• [EXERCISE DESCRIPTION] Count up the lines in the following listing that hold the word "даже", then give only that count.

• [STORED DATA]
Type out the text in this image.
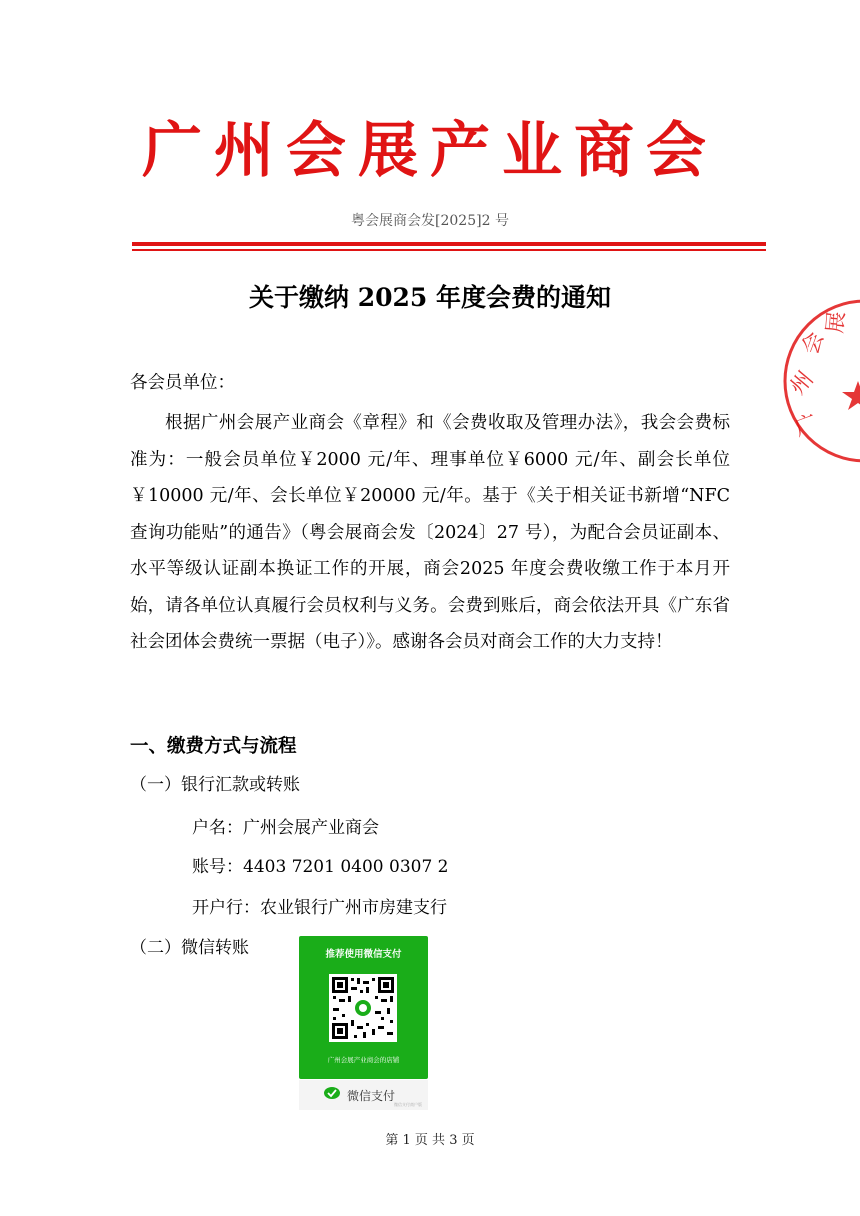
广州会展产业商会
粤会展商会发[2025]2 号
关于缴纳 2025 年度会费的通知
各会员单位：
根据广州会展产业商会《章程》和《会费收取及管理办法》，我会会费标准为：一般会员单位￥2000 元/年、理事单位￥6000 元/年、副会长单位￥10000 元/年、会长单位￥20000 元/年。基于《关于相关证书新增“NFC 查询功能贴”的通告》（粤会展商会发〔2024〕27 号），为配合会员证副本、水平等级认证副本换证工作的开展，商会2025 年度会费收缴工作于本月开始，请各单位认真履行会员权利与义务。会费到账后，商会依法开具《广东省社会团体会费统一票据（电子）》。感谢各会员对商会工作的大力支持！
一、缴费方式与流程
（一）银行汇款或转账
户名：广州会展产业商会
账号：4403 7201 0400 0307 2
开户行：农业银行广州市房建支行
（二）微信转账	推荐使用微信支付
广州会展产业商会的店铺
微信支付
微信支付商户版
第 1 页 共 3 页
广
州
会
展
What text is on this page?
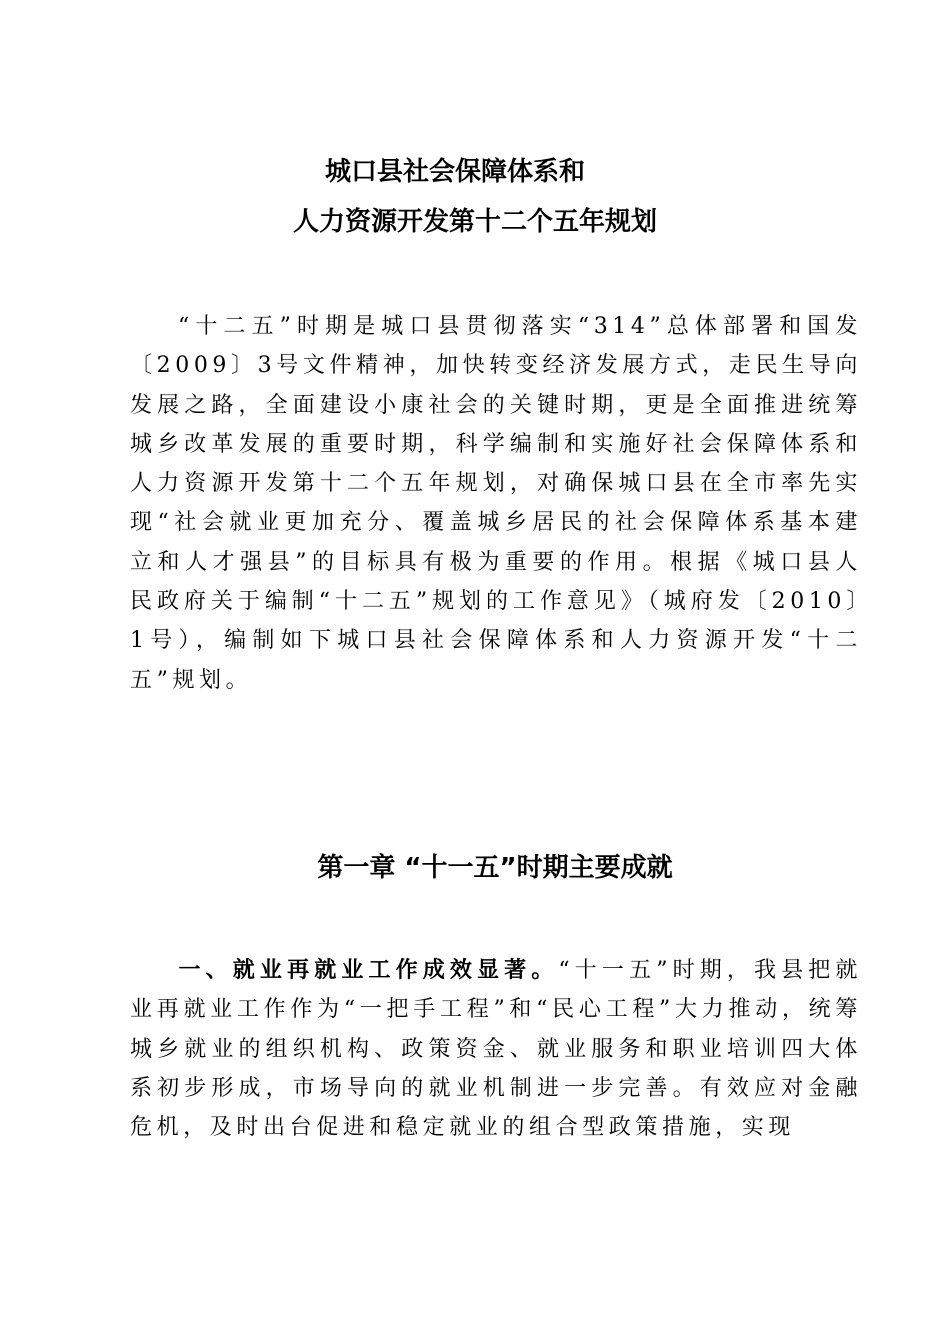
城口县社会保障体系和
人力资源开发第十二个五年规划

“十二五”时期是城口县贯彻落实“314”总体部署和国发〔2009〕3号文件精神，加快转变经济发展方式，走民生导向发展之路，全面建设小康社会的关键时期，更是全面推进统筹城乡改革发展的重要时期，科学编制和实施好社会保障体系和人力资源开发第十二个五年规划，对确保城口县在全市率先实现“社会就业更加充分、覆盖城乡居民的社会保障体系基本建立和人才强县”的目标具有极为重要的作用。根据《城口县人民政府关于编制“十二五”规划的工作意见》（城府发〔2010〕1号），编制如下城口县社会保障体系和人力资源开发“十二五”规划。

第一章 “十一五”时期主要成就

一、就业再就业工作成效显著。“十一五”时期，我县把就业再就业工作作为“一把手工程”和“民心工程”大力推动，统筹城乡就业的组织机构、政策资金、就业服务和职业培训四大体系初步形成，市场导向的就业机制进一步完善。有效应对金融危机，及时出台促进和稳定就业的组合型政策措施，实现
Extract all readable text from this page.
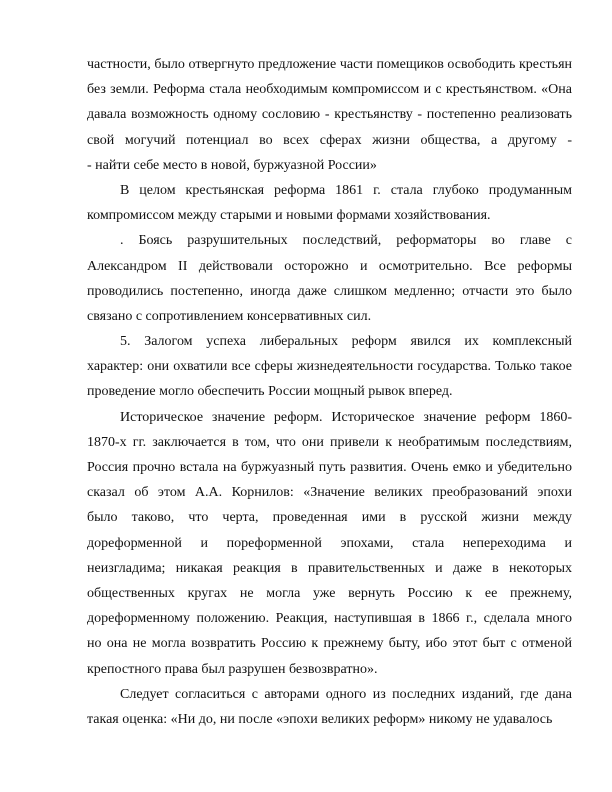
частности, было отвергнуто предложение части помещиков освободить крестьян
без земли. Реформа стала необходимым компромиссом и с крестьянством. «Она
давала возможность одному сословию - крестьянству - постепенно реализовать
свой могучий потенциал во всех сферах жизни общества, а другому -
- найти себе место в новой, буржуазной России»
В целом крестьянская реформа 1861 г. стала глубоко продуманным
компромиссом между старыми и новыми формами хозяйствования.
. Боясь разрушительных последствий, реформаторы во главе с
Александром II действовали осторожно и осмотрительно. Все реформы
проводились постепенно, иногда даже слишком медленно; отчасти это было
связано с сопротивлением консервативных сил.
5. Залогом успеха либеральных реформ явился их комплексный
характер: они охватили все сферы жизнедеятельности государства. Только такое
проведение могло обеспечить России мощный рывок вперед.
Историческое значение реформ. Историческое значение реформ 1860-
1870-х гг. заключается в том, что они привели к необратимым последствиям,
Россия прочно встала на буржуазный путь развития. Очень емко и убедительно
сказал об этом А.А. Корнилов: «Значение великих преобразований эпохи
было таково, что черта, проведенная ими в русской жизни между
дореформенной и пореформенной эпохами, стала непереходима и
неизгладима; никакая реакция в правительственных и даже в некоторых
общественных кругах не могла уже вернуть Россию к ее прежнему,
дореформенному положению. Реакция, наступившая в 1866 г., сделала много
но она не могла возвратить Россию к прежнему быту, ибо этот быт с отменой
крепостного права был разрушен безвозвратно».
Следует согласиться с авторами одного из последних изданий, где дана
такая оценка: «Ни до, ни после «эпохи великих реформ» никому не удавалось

• [RESPONSE TO THE EXERCISE] 2